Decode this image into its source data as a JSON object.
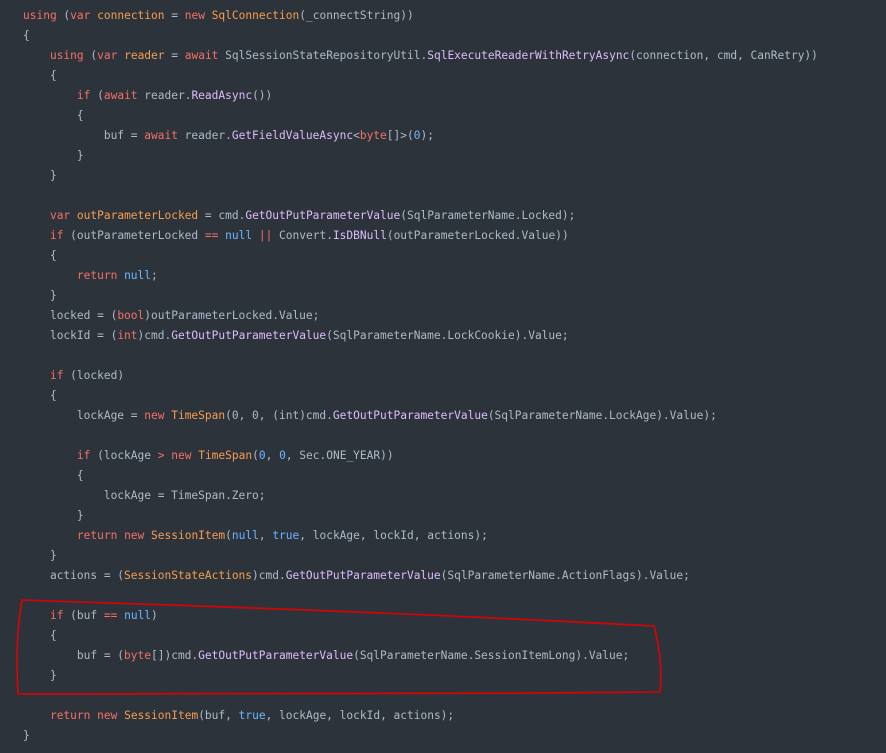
{
  "code": {
    "lines": [
      {
        "indent": 0,
        "tokens": [
          {
            "t": "kw",
            "v": "using"
          },
          {
            "t": "pl",
            "v": " ("
          },
          {
            "t": "kw",
            "v": "var"
          },
          {
            "t": "pl",
            "v": " "
          },
          {
            "t": "var",
            "v": "connection"
          },
          {
            "t": "pl",
            "v": " = "
          },
          {
            "t": "kw",
            "v": "new"
          },
          {
            "t": "pl",
            "v": " "
          },
          {
            "t": "type",
            "v": "SqlConnection"
          },
          {
            "t": "pl",
            "v": "(_connectString))"
          }
        ]
      },
      {
        "indent": 0,
        "tokens": [
          {
            "t": "pl",
            "v": "{"
          }
        ]
      },
      {
        "indent": 1,
        "tokens": [
          {
            "t": "kw",
            "v": "using"
          },
          {
            "t": "pl",
            "v": " ("
          },
          {
            "t": "kw",
            "v": "var"
          },
          {
            "t": "pl",
            "v": " "
          },
          {
            "t": "var",
            "v": "reader"
          },
          {
            "t": "pl",
            "v": " = "
          },
          {
            "t": "kw",
            "v": "await"
          },
          {
            "t": "pl",
            "v": " SqlSessionStateRepositoryUtil."
          },
          {
            "t": "fn",
            "v": "SqlExecuteReaderWithRetryAsync"
          },
          {
            "t": "pl",
            "v": "(connection, cmd, CanRetry))"
          }
        ]
      },
      {
        "indent": 1,
        "tokens": [
          {
            "t": "pl",
            "v": "{"
          }
        ]
      },
      {
        "indent": 2,
        "tokens": [
          {
            "t": "kw",
            "v": "if"
          },
          {
            "t": "pl",
            "v": " ("
          },
          {
            "t": "kw",
            "v": "await"
          },
          {
            "t": "pl",
            "v": " reader."
          },
          {
            "t": "fn",
            "v": "ReadAsync"
          },
          {
            "t": "pl",
            "v": "())"
          }
        ]
      },
      {
        "indent": 2,
        "tokens": [
          {
            "t": "pl",
            "v": "{"
          }
        ]
      },
      {
        "indent": 3,
        "tokens": [
          {
            "t": "pl",
            "v": "buf = "
          },
          {
            "t": "kw",
            "v": "await"
          },
          {
            "t": "pl",
            "v": " reader."
          },
          {
            "t": "fn",
            "v": "GetFieldValueAsync"
          },
          {
            "t": "pl",
            "v": "<"
          },
          {
            "t": "kw",
            "v": "byte"
          },
          {
            "t": "pl",
            "v": "[]>("
          },
          {
            "t": "lit",
            "v": "0"
          },
          {
            "t": "pl",
            "v": ");"
          }
        ]
      },
      {
        "indent": 2,
        "tokens": [
          {
            "t": "pl",
            "v": "}"
          }
        ]
      },
      {
        "indent": 1,
        "tokens": [
          {
            "t": "pl",
            "v": "}"
          }
        ]
      },
      {
        "indent": 0,
        "tokens": []
      },
      {
        "indent": 1,
        "tokens": [
          {
            "t": "kw",
            "v": "var"
          },
          {
            "t": "pl",
            "v": " "
          },
          {
            "t": "var",
            "v": "outParameterLocked"
          },
          {
            "t": "pl",
            "v": " = cmd."
          },
          {
            "t": "fn",
            "v": "GetOutPutParameterValue"
          },
          {
            "t": "pl",
            "v": "(SqlParameterName.Locked);"
          }
        ]
      },
      {
        "indent": 1,
        "tokens": [
          {
            "t": "kw",
            "v": "if"
          },
          {
            "t": "pl",
            "v": " (outParameterLocked "
          },
          {
            "t": "op",
            "v": "=="
          },
          {
            "t": "pl",
            "v": " "
          },
          {
            "t": "lit",
            "v": "null"
          },
          {
            "t": "pl",
            "v": " "
          },
          {
            "t": "op",
            "v": "||"
          },
          {
            "t": "pl",
            "v": " Convert."
          },
          {
            "t": "fn",
            "v": "IsDBNull"
          },
          {
            "t": "pl",
            "v": "(outParameterLocked.Value))"
          }
        ]
      },
      {
        "indent": 1,
        "tokens": [
          {
            "t": "pl",
            "v": "{"
          }
        ]
      },
      {
        "indent": 2,
        "tokens": [
          {
            "t": "kw",
            "v": "return"
          },
          {
            "t": "pl",
            "v": " "
          },
          {
            "t": "lit",
            "v": "null"
          },
          {
            "t": "pl",
            "v": ";"
          }
        ]
      },
      {
        "indent": 1,
        "tokens": [
          {
            "t": "pl",
            "v": "}"
          }
        ]
      },
      {
        "indent": 1,
        "tokens": [
          {
            "t": "pl",
            "v": "locked = ("
          },
          {
            "t": "kw",
            "v": "bool"
          },
          {
            "t": "pl",
            "v": ")outParameterLocked.Value;"
          }
        ]
      },
      {
        "indent": 1,
        "tokens": [
          {
            "t": "pl",
            "v": "lockId = ("
          },
          {
            "t": "kw",
            "v": "int"
          },
          {
            "t": "pl",
            "v": ")cmd."
          },
          {
            "t": "fn",
            "v": "GetOutPutParameterValue"
          },
          {
            "t": "pl",
            "v": "(SqlParameterName.LockCookie).Value;"
          }
        ]
      },
      {
        "indent": 0,
        "tokens": []
      },
      {
        "indent": 1,
        "tokens": [
          {
            "t": "kw",
            "v": "if"
          },
          {
            "t": "pl",
            "v": " (locked)"
          }
        ]
      },
      {
        "indent": 1,
        "tokens": [
          {
            "t": "pl",
            "v": "{"
          }
        ]
      },
      {
        "indent": 2,
        "tokens": [
          {
            "t": "pl",
            "v": "lockAge = "
          },
          {
            "t": "kw",
            "v": "new"
          },
          {
            "t": "pl",
            "v": " "
          },
          {
            "t": "type",
            "v": "TimeSpan"
          },
          {
            "t": "pl",
            "v": "(0, 0, (int)cmd."
          },
          {
            "t": "fn",
            "v": "GetOutPutParameterValue"
          },
          {
            "t": "pl",
            "v": "(SqlParameterName.LockAge).Value);"
          }
        ]
      },
      {
        "indent": 0,
        "tokens": []
      },
      {
        "indent": 2,
        "tokens": [
          {
            "t": "kw",
            "v": "if"
          },
          {
            "t": "pl",
            "v": " (lockAge "
          },
          {
            "t": "op",
            "v": ">"
          },
          {
            "t": "pl",
            "v": " "
          },
          {
            "t": "kw",
            "v": "new"
          },
          {
            "t": "pl",
            "v": " "
          },
          {
            "t": "type",
            "v": "TimeSpan"
          },
          {
            "t": "pl",
            "v": "("
          },
          {
            "t": "lit",
            "v": "0"
          },
          {
            "t": "pl",
            "v": ", "
          },
          {
            "t": "lit",
            "v": "0"
          },
          {
            "t": "pl",
            "v": ", Sec.ONE_YEAR))"
          }
        ]
      },
      {
        "indent": 2,
        "tokens": [
          {
            "t": "pl",
            "v": "{"
          }
        ]
      },
      {
        "indent": 3,
        "tokens": [
          {
            "t": "pl",
            "v": "lockAge = TimeSpan.Zero;"
          }
        ]
      },
      {
        "indent": 2,
        "tokens": [
          {
            "t": "pl",
            "v": "}"
          }
        ]
      },
      {
        "indent": 2,
        "tokens": [
          {
            "t": "kw",
            "v": "return"
          },
          {
            "t": "pl",
            "v": " "
          },
          {
            "t": "kw",
            "v": "new"
          },
          {
            "t": "pl",
            "v": " "
          },
          {
            "t": "type",
            "v": "SessionItem"
          },
          {
            "t": "pl",
            "v": "("
          },
          {
            "t": "lit",
            "v": "null"
          },
          {
            "t": "pl",
            "v": ", "
          },
          {
            "t": "lit",
            "v": "true"
          },
          {
            "t": "pl",
            "v": ", lockAge, lockId, actions);"
          }
        ]
      },
      {
        "indent": 1,
        "tokens": [
          {
            "t": "pl",
            "v": "}"
          }
        ]
      },
      {
        "indent": 1,
        "tokens": [
          {
            "t": "pl",
            "v": "actions = ("
          },
          {
            "t": "type",
            "v": "SessionStateActions"
          },
          {
            "t": "pl",
            "v": ")cmd."
          },
          {
            "t": "fn",
            "v": "GetOutPutParameterValue"
          },
          {
            "t": "pl",
            "v": "(SqlParameterName.ActionFlags).Value;"
          }
        ]
      },
      {
        "indent": 0,
        "tokens": []
      },
      {
        "indent": 1,
        "tokens": [
          {
            "t": "kw",
            "v": "if"
          },
          {
            "t": "pl",
            "v": " (buf "
          },
          {
            "t": "op",
            "v": "=="
          },
          {
            "t": "pl",
            "v": " "
          },
          {
            "t": "lit",
            "v": "null"
          },
          {
            "t": "pl",
            "v": ")"
          }
        ]
      },
      {
        "indent": 1,
        "tokens": [
          {
            "t": "pl",
            "v": "{"
          }
        ]
      },
      {
        "indent": 2,
        "tokens": [
          {
            "t": "pl",
            "v": "buf = ("
          },
          {
            "t": "kw",
            "v": "byte"
          },
          {
            "t": "pl",
            "v": "[])cmd."
          },
          {
            "t": "fn",
            "v": "GetOutPutParameterValue"
          },
          {
            "t": "pl",
            "v": "(SqlParameterName.SessionItemLong).Value;"
          }
        ]
      },
      {
        "indent": 1,
        "tokens": [
          {
            "t": "pl",
            "v": "}"
          }
        ]
      },
      {
        "indent": 0,
        "tokens": []
      },
      {
        "indent": 1,
        "tokens": [
          {
            "t": "kw",
            "v": "return"
          },
          {
            "t": "pl",
            "v": " "
          },
          {
            "t": "kw",
            "v": "new"
          },
          {
            "t": "pl",
            "v": " "
          },
          {
            "t": "type",
            "v": "SessionItem"
          },
          {
            "t": "pl",
            "v": "(buf, "
          },
          {
            "t": "lit",
            "v": "true"
          },
          {
            "t": "pl",
            "v": ", lockAge, lockId, actions);"
          }
        ]
      },
      {
        "indent": 0,
        "tokens": [
          {
            "t": "pl",
            "v": "}"
          }
        ]
      }
    ]
  },
  "annotation": {
    "color": "#e00000"
  },
  "colors": {
    "background": "#2d333b",
    "keyword": "#f47067",
    "type": "#f69d50",
    "function": "#dcbdfb",
    "literal": "#6cb6ff",
    "plain": "#adbac7"
  }
}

*WHAT YOU SHOULD DO*:
Exactly how many lines of the material contain the word "outParameterLocked"? Write the number alone.

*FINAL RESULT*:
4